[Records about charts and figures]
-- start --
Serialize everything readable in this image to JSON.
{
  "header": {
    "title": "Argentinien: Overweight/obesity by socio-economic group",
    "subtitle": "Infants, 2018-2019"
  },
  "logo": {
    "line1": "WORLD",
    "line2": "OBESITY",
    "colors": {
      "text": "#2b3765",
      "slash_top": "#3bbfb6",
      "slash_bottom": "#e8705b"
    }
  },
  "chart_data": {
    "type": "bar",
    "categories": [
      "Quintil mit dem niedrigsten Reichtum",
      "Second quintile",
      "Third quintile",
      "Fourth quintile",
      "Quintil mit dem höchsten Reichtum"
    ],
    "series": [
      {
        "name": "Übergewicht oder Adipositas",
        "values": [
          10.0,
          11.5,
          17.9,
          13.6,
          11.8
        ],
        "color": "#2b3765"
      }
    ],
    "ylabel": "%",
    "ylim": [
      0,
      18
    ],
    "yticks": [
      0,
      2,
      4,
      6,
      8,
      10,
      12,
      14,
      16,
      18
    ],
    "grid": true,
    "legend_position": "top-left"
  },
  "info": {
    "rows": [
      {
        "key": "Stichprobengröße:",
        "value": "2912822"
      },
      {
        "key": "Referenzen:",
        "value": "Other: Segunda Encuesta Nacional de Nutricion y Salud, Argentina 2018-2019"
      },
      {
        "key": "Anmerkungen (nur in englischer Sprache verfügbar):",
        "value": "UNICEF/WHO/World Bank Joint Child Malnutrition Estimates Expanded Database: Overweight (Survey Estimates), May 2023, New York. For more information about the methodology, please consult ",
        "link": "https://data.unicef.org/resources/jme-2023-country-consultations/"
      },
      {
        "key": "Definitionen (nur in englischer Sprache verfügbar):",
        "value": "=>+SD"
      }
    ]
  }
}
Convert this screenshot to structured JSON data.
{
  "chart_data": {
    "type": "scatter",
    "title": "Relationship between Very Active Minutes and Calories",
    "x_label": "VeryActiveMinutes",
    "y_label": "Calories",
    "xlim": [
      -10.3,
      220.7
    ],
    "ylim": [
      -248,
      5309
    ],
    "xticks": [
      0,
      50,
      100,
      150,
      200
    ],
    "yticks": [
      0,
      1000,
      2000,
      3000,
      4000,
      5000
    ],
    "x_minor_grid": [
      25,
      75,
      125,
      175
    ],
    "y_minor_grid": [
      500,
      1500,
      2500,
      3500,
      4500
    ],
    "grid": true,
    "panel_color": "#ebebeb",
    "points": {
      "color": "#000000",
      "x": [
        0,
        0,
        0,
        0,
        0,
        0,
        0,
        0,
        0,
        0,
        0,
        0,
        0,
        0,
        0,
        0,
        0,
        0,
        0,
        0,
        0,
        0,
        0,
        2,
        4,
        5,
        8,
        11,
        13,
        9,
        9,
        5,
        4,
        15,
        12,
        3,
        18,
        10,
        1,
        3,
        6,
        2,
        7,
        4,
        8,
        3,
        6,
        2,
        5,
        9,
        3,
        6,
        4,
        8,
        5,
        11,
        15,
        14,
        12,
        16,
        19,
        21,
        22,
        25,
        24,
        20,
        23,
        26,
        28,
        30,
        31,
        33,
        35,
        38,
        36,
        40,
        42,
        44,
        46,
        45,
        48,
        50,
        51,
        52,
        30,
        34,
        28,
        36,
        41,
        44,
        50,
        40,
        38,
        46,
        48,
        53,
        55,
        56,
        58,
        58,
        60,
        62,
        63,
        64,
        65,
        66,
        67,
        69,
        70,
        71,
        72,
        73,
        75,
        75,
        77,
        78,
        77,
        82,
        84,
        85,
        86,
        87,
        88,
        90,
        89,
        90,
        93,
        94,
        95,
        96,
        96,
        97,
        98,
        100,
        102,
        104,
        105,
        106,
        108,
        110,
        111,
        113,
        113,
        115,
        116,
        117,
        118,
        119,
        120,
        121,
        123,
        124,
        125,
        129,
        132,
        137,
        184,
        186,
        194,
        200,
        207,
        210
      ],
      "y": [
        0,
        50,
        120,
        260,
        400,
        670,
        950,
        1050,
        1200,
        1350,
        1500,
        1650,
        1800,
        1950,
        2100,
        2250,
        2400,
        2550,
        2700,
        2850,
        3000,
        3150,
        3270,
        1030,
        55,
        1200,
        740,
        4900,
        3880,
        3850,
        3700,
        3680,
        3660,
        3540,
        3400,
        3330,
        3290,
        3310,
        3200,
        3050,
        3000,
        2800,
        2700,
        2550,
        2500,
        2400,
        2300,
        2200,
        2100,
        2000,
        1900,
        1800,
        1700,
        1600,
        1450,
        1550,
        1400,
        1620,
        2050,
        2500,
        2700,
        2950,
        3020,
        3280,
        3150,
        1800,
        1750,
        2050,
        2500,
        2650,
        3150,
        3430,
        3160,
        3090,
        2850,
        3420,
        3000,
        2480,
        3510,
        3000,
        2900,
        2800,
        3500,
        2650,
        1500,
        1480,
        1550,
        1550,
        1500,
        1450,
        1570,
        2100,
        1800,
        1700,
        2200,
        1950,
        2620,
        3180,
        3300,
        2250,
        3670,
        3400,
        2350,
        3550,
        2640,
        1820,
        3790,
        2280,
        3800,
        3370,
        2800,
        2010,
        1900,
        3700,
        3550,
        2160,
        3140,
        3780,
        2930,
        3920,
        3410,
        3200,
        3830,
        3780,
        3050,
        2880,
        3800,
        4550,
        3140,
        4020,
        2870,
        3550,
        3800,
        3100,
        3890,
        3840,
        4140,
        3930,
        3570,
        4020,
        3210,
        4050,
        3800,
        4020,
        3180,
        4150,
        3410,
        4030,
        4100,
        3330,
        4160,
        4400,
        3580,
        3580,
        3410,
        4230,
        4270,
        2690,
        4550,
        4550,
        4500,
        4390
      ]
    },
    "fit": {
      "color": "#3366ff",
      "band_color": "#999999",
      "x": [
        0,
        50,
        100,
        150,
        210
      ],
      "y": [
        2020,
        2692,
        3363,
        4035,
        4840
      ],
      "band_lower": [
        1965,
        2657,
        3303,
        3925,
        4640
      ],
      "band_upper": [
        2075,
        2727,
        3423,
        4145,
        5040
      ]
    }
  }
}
-- end --
*Written exercise*: Give back the data above exactly as it appears.

*Task answer*:
Serialize everything readable in this image to JSON.
{
  "header": {
    "title": "Argentinien: Overweight/obesity by socio-economic group",
    "subtitle": "Infants, 2018-2019"
  },
  "logo": {
    "line1": "WORLD",
    "line2": "OBESITY",
    "colors": {
      "text": "#2b3765",
      "slash_top": "#3bbfb6",
      "slash_bottom": "#e8705b"
    }
  },
  "chart_data": {
    "type": "bar",
    "categories": [
      "Quintil mit dem niedrigsten Reichtum",
      "Second quintile",
      "Third quintile",
      "Fourth quintile",
      "Quintil mit dem höchsten Reichtum"
    ],
    "series": [
      {
        "name": "Übergewicht oder Adipositas",
        "values": [
          10.0,
          11.5,
          17.9,
          13.6,
          11.8
        ],
        "color": "#2b3765"
      }
    ],
    "ylabel": "%",
    "ylim": [
      0,
      18
    ],
    "yticks": [
      0,
      2,
      4,
      6,
      8,
      10,
      12,
      14,
      16,
      18
    ],
    "grid": true,
    "legend_position": "top-left"
  },
  "info": {
    "rows": [
      {
        "key": "Stichprobengröße:",
        "value": "2912822"
      },
      {
        "key": "Referenzen:",
        "value": "Other: Segunda Encuesta Nacional de Nutricion y Salud, Argentina 2018-2019"
      },
      {
        "key": "Anmerkungen (nur in englischer Sprache verfügbar):",
        "value": "UNICEF/WHO/World Bank Joint Child Malnutrition Estimates Expanded Database: Overweight (Survey Estimates), May 2023, New York. For more information about the methodology, please consult ",
        "link": "https://data.unicef.org/resources/jme-2023-country-consultations/"
      },
      {
        "key": "Definitionen (nur in englischer Sprache verfügbar):",
        "value": "=>+SD"
      }
    ]
  }
}
Convert this screenshot to structured JSON data.
{
  "chart_data": {
    "type": "scatter",
    "title": "Relationship between Very Active Minutes and Calories",
    "x_label": "VeryActiveMinutes",
    "y_label": "Calories",
    "xlim": [
      -10.3,
      220.7
    ],
    "ylim": [
      -248,
      5309
    ],
    "xticks": [
      0,
      50,
      100,
      150,
      200
    ],
    "yticks": [
      0,
      1000,
      2000,
      3000,
      4000,
      5000
    ],
    "x_minor_grid": [
      25,
      75,
      125,
      175
    ],
    "y_minor_grid": [
      500,
      1500,
      2500,
      3500,
      4500
    ],
    "grid": true,
    "panel_color": "#ebebeb",
    "points": {
      "color": "#000000",
      "x": [
        0,
        0,
        0,
        0,
        0,
        0,
        0,
        0,
        0,
        0,
        0,
        0,
        0,
        0,
        0,
        0,
        0,
        0,
        0,
        0,
        0,
        0,
        0,
        2,
        4,
        5,
        8,
        11,
        13,
        9,
        9,
        5,
        4,
        15,
        12,
        3,
        18,
        10,
        1,
        3,
        6,
        2,
        7,
        4,
        8,
        3,
        6,
        2,
        5,
        9,
        3,
        6,
        4,
        8,
        5,
        11,
        15,
        14,
        12,
        16,
        19,
        21,
        22,
        25,
        24,
        20,
        23,
        26,
        28,
        30,
        31,
        33,
        35,
        38,
        36,
        40,
        42,
        44,
        46,
        45,
        48,
        50,
        51,
        52,
        30,
        34,
        28,
        36,
        41,
        44,
        50,
        40,
        38,
        46,
        48,
        53,
        55,
        56,
        58,
        58,
        60,
        62,
        63,
        64,
        65,
        66,
        67,
        69,
        70,
        71,
        72,
        73,
        75,
        75,
        77,
        78,
        77,
        82,
        84,
        85,
        86,
        87,
        88,
        90,
        89,
        90,
        93,
        94,
        95,
        96,
        96,
        97,
        98,
        100,
        102,
        104,
        105,
        106,
        108,
        110,
        111,
        113,
        113,
        115,
        116,
        117,
        118,
        119,
        120,
        121,
        123,
        124,
        125,
        129,
        132,
        137,
        184,
        186,
        194,
        200,
        207,
        210
      ],
      "y": [
        0,
        50,
        120,
        260,
        400,
        670,
        950,
        1050,
        1200,
        1350,
        1500,
        1650,
        1800,
        1950,
        2100,
        2250,
        2400,
        2550,
        2700,
        2850,
        3000,
        3150,
        3270,
        1030,
        55,
        1200,
        740,
        4900,
        3880,
        3850,
        3700,
        3680,
        3660,
        3540,
        3400,
        3330,
        3290,
        3310,
        3200,
        3050,
        3000,
        2800,
        2700,
        2550,
        2500,
        2400,
        2300,
        2200,
        2100,
        2000,
        1900,
        1800,
        1700,
        1600,
        1450,
        1550,
        1400,
        1620,
        2050,
        2500,
        2700,
        2950,
        3020,
        3280,
        3150,
        1800,
        1750,
        2050,
        2500,
        2650,
        3150,
        3430,
        3160,
        3090,
        2850,
        3420,
        3000,
        2480,
        3510,
        3000,
        2900,
        2800,
        3500,
        2650,
        1500,
        1480,
        1550,
        1550,
        1500,
        1450,
        1570,
        2100,
        1800,
        1700,
        2200,
        1950,
        2620,
        3180,
        3300,
        2250,
        3670,
        3400,
        2350,
        3550,
        2640,
        1820,
        3790,
        2280,
        3800,
        3370,
        2800,
        2010,
        1900,
        3700,
        3550,
        2160,
        3140,
        3780,
        2930,
        3920,
        3410,
        3200,
        3830,
        3780,
        3050,
        2880,
        3800,
        4550,
        3140,
        4020,
        2870,
        3550,
        3800,
        3100,
        3890,
        3840,
        4140,
        3930,
        3570,
        4020,
        3210,
        4050,
        3800,
        4020,
        3180,
        4150,
        3410,
        4030,
        4100,
        3330,
        4160,
        4400,
        3580,
        3580,
        3410,
        4230,
        4270,
        2690,
        4550,
        4550,
        4500,
        4390
      ]
    },
    "fit": {
      "color": "#3366ff",
      "band_color": "#999999",
      "x": [
        0,
        50,
        100,
        150,
        210
      ],
      "y": [
        2020,
        2692,
        3363,
        4035,
        4840
      ],
      "band_lower": [
        1965,
        2657,
        3303,
        3925,
        4640
      ],
      "band_upper": [
        2075,
        2727,
        3423,
        4145,
        5040
      ]
    }
  }
}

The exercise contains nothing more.